:: Entries
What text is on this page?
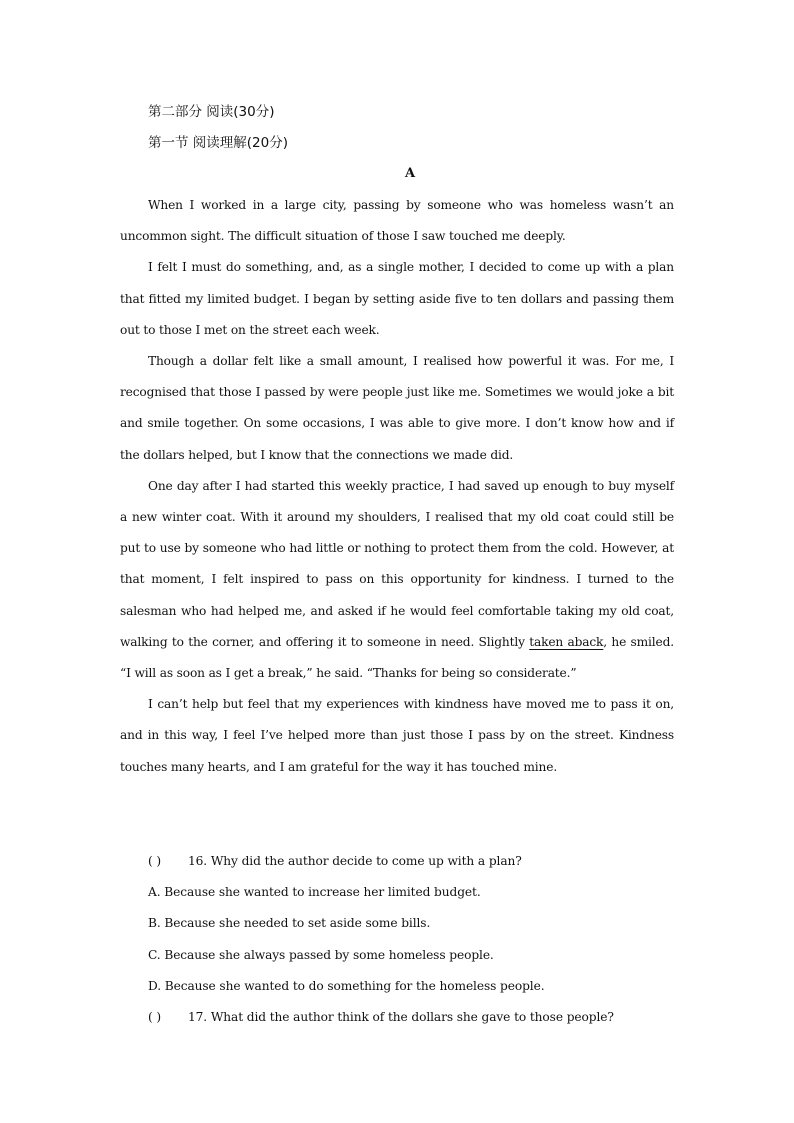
第二部分 阅读(30分)
第一节 阅读理解(20分)
A

When I worked in a large city, passing by someone who was homeless wasn’t an uncommon sight. The difficult situation of those I saw touched me deeply.

I felt I must do something, and, as a single mother, I decided to come up with a plan that fitted my limited budget. I began by setting aside five to ten dollars and passing them out to those I met on the street each week.

Though a dollar felt like a small amount, I realised how powerful it was. For me, I recognised that those I passed by were people just like me. Sometimes we would joke a bit and smile together. On some occasions, I was able to give more. I don’t know how and if the dollars helped, but I know that the connections we made did.

One day after I had started this weekly practice, I had saved up enough to buy myself a new winter coat. With it around my shoulders, I realised that my old coat could still be put to use by someone who had little or nothing to protect them from the cold. However, at that moment, I felt inspired to pass on this opportunity for kindness. I turned to the salesman who had helped me, and asked if he would feel comfortable taking my old coat, walking to the corner, and offering it to someone in need. Slightly taken aback, he smiled. “I will as soon as I get a break,” he said. “Thanks for being so considerate.”

I can’t help but feel that my experiences with kindness have moved me to pass it on, and in this way, I feel I’ve helped more than just those I pass by on the street. Kindness touches many hearts, and I am grateful for the way it has touched mine.

( ) 16. Why did the author decide to come up with a plan?

A. Because she wanted to increase her limited budget.

B. Because she needed to set aside some bills.

C. Because she always passed by some homeless people.

D. Because she wanted to do something for the homeless people.

( ) 17. What did the author think of the dollars she gave to those people?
::::
Your task >> Go over the data above and copy every line that has the word "those" in it.

Answer below >>
When I worked in a large city, passing by someone who was homeless wasn’t an uncommon sight. The difficult situation of those I saw touched me deeply.
I felt I must do something, and, as a single mother, I decided to come up with a plan that fitted my limited budget. I began by setting aside five to ten dollars and passing them out to those I met on the street each week.
Though a dollar felt like a small amount, I realised how powerful it was. For me, I recognised that those I passed by were people just like me. Sometimes we would joke a bit and smile together. On some occasions, I was able to give more. I don’t know how and if the dollars helped, but I know that the connections we made did.
I can’t help but feel that my experiences with kindness have moved me to pass it on, and in this way, I feel I’ve helped more than just those I pass by on the street. Kindness touches many hearts, and I am grateful for the way it has touched mine.
( ) 17. What did the author think of the dollars she gave to those people?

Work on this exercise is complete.